Direction => Your task is to write out exactly the lines from the line containing "What does this" through the end of the records, inclusive at both ends.

Material for the task =>
* * * * * * * * *
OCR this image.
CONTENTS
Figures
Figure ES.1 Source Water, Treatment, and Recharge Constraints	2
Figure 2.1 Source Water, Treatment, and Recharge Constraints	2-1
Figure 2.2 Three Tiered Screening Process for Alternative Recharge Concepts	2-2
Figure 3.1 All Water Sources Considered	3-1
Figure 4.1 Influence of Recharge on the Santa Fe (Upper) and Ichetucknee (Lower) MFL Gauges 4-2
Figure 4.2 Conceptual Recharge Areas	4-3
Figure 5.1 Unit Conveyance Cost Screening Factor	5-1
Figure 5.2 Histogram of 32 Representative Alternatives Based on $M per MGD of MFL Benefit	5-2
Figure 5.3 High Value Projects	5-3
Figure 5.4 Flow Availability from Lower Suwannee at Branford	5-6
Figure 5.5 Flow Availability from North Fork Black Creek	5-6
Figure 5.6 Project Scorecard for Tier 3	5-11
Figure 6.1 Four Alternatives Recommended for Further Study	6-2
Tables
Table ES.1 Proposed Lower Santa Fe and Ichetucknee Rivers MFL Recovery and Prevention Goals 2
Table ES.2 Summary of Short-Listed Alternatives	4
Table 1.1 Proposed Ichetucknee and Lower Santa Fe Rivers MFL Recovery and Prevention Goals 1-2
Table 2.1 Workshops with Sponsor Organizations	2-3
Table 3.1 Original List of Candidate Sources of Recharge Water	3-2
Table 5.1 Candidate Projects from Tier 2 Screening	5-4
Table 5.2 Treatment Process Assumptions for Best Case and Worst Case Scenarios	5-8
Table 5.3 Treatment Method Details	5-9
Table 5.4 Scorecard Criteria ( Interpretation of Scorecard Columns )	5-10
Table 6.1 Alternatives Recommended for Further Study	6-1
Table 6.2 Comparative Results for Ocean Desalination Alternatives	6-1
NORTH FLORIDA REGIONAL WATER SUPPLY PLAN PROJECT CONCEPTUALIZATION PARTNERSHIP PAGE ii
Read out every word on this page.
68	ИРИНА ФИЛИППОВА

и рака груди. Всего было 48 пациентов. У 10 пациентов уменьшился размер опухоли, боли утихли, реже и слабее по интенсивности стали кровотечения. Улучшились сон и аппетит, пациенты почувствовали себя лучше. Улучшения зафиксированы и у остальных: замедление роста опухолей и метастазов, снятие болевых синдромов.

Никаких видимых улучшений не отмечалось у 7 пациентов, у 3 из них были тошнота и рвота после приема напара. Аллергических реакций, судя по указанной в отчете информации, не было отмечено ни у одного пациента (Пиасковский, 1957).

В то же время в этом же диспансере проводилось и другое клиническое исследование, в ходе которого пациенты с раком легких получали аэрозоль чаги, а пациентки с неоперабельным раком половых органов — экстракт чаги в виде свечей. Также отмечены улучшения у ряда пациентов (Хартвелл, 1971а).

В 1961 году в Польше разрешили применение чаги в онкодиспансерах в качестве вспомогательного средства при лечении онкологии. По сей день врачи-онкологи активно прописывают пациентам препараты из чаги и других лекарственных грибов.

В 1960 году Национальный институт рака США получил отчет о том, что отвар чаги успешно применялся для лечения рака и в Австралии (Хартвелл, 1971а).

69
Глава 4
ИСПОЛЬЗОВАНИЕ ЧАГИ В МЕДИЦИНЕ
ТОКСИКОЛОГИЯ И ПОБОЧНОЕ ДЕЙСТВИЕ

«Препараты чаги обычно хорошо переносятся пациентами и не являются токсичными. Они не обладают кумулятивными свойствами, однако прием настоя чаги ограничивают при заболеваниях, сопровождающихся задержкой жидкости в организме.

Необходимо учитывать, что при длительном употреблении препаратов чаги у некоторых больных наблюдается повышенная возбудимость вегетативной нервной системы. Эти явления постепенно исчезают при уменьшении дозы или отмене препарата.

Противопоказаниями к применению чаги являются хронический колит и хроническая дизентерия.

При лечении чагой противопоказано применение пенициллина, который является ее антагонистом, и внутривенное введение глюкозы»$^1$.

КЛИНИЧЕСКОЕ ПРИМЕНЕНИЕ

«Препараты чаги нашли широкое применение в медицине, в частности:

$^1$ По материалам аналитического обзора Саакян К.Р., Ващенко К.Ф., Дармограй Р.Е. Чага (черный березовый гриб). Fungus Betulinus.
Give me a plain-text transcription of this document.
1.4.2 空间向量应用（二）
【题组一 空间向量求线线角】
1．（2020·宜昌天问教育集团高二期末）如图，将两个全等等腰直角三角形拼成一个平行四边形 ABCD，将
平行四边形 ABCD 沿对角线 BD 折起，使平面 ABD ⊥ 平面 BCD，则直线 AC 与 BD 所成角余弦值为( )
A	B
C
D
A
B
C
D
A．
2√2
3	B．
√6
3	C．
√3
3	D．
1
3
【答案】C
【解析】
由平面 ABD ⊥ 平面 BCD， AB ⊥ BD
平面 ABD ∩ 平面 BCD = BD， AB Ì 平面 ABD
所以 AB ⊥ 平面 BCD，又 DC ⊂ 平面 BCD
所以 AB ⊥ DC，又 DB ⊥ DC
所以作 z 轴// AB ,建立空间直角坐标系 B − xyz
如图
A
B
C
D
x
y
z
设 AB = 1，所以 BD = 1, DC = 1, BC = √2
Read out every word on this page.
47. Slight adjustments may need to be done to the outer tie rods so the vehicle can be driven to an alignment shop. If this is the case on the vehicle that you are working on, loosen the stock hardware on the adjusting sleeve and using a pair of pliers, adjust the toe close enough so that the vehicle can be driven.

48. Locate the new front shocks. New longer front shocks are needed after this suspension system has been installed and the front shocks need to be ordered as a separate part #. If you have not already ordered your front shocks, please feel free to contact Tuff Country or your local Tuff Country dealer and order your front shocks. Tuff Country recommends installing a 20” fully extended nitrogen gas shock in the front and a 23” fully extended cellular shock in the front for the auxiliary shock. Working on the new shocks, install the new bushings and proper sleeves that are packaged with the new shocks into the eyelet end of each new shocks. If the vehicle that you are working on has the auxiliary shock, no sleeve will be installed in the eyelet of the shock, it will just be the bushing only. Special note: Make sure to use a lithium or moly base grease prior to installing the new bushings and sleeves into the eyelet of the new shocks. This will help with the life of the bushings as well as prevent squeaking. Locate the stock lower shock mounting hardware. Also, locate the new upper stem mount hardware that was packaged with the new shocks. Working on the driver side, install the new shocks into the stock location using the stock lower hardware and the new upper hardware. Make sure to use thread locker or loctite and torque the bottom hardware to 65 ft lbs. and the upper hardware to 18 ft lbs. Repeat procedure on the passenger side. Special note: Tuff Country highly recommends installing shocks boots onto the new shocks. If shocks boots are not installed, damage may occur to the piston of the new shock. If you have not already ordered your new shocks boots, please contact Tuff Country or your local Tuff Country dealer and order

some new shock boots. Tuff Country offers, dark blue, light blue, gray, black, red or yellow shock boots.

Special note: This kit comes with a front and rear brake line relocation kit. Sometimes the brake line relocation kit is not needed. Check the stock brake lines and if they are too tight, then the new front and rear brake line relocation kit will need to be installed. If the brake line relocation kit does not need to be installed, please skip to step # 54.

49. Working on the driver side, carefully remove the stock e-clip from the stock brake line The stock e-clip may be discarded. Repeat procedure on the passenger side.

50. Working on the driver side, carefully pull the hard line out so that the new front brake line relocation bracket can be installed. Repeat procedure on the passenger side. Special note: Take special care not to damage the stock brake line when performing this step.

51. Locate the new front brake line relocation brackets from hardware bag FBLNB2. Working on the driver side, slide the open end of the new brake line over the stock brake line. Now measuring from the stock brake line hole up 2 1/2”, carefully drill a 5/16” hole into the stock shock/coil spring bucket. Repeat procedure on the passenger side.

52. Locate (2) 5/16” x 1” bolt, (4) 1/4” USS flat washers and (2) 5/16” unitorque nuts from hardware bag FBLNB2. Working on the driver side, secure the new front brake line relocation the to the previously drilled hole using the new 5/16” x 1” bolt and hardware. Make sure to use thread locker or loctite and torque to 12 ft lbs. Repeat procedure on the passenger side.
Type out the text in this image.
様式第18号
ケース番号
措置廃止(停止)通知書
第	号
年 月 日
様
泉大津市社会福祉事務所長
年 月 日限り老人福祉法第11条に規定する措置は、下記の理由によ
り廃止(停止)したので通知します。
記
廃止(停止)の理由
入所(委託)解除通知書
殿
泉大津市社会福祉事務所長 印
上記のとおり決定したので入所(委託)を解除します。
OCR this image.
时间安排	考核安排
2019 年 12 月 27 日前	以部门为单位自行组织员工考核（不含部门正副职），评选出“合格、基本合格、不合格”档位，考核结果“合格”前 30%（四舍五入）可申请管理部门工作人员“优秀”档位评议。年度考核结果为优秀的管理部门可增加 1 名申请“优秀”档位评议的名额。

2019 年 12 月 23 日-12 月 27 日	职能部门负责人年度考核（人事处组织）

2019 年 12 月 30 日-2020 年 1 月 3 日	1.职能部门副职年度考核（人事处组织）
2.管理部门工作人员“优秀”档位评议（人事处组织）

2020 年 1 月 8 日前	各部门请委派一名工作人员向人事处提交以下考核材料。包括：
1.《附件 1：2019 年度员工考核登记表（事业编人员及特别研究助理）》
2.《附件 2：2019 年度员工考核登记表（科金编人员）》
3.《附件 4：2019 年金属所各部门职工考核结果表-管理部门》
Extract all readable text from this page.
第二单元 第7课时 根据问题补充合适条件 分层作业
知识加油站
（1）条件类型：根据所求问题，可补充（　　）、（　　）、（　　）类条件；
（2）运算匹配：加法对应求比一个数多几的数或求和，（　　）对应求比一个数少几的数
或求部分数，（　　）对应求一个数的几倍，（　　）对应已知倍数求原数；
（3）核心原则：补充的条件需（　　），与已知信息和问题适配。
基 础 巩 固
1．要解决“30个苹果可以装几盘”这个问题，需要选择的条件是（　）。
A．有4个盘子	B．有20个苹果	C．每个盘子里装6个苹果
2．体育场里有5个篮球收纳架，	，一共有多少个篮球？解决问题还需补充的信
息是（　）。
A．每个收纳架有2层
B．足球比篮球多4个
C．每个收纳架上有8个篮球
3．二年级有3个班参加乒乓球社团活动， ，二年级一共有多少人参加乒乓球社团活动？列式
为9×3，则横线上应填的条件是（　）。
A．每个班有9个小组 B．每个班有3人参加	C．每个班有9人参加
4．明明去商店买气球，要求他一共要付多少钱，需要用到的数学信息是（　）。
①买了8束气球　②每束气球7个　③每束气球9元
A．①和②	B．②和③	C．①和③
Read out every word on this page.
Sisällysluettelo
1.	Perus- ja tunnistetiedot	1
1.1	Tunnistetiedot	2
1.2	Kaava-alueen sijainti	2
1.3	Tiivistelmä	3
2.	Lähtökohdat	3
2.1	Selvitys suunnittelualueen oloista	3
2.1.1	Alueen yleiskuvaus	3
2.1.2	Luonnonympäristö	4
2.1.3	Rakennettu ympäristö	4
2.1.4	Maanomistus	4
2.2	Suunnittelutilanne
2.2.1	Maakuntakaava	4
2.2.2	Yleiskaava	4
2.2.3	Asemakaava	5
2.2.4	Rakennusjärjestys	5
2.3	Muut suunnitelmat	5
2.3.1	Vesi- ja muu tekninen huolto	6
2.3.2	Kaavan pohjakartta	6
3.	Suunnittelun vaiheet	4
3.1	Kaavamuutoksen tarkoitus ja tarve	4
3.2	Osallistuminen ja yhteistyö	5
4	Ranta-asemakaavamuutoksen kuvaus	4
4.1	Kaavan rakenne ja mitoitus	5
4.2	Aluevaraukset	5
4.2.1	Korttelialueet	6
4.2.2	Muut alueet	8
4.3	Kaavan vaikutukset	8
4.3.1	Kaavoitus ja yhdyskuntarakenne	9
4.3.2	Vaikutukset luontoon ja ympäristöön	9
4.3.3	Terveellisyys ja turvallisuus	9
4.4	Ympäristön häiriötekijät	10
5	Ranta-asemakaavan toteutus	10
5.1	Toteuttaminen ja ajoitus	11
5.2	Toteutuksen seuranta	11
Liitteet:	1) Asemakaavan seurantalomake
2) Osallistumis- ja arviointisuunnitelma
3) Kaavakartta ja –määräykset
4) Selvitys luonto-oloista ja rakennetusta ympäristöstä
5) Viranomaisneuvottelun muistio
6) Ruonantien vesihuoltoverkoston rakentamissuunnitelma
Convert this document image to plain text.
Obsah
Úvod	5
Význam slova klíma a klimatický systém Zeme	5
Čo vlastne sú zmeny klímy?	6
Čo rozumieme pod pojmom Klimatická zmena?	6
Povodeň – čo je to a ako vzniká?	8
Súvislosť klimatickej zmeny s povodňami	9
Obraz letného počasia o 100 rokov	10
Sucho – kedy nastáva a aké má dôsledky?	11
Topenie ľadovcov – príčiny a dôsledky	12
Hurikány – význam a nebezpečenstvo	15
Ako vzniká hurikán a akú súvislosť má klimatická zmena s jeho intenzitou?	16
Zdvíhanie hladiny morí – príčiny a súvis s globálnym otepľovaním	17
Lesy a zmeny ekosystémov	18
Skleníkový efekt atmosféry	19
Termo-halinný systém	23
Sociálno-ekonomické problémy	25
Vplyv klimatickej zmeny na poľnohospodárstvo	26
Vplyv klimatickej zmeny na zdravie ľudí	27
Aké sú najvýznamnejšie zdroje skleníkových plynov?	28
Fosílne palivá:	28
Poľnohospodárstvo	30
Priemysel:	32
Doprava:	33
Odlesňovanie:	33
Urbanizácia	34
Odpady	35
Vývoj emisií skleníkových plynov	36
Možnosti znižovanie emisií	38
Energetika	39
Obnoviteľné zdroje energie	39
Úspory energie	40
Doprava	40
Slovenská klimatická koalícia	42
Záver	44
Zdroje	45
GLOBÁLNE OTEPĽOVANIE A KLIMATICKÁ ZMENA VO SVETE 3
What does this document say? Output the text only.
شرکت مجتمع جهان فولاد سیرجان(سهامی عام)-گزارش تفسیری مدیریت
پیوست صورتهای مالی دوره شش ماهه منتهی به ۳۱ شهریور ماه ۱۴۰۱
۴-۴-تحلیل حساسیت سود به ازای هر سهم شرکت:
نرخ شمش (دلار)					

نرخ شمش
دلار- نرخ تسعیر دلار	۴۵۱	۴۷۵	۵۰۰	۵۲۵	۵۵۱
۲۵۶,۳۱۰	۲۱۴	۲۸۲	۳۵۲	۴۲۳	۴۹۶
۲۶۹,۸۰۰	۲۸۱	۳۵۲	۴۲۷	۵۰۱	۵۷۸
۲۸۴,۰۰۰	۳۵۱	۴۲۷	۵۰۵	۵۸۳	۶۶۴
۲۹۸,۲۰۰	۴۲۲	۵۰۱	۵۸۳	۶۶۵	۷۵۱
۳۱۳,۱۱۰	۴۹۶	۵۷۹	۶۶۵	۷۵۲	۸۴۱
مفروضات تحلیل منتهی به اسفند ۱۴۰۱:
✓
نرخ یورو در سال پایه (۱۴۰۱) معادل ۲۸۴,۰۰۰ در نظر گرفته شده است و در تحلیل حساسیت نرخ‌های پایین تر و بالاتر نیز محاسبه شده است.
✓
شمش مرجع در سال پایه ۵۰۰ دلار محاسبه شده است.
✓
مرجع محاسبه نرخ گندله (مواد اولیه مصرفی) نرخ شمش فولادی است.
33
* * * * * * * * *
The reply =>
What does this document say? Output the text only.
شرکت مجتمع جهان فولاد سیرجان(سهامی عام)-گزارش تفسیری مدیریت
پیوست صورتهای مالی دوره شش ماهه منتهی به ۳۱ شهریور ماه ۱۴۰۱
۴-۴-تحلیل حساسیت سود به ازای هر سهم شرکت:
نرخ شمش (دلار)					

نرخ شمش
دلار- نرخ تسعیر دلار	۴۵۱	۴۷۵	۵۰۰	۵۲۵	۵۵۱
۲۵۶,۳۱۰	۲۱۴	۲۸۲	۳۵۲	۴۲۳	۴۹۶
۲۶۹,۸۰۰	۲۸۱	۳۵۲	۴۲۷	۵۰۱	۵۷۸
۲۸۴,۰۰۰	۳۵۱	۴۲۷	۵۰۵	۵۸۳	۶۶۴
۲۹۸,۲۰۰	۴۲۲	۵۰۱	۵۸۳	۶۶۵	۷۵۱
۳۱۳,۱۱۰	۴۹۶	۵۷۹	۶۶۵	۷۵۲	۸۴۱
مفروضات تحلیل منتهی به اسفند ۱۴۰۱:
✓
نرخ یورو در سال پایه (۱۴۰۱) معادل ۲۸۴,۰۰۰ در نظر گرفته شده است و در تحلیل حساسیت نرخ‌های پایین تر و بالاتر نیز محاسبه شده است.
✓
شمش مرجع در سال پایه ۵۰۰ دلار محاسبه شده است.
✓
مرجع محاسبه نرخ گندله (مواد اولیه مصرفی) نرخ شمش فولادی است.
33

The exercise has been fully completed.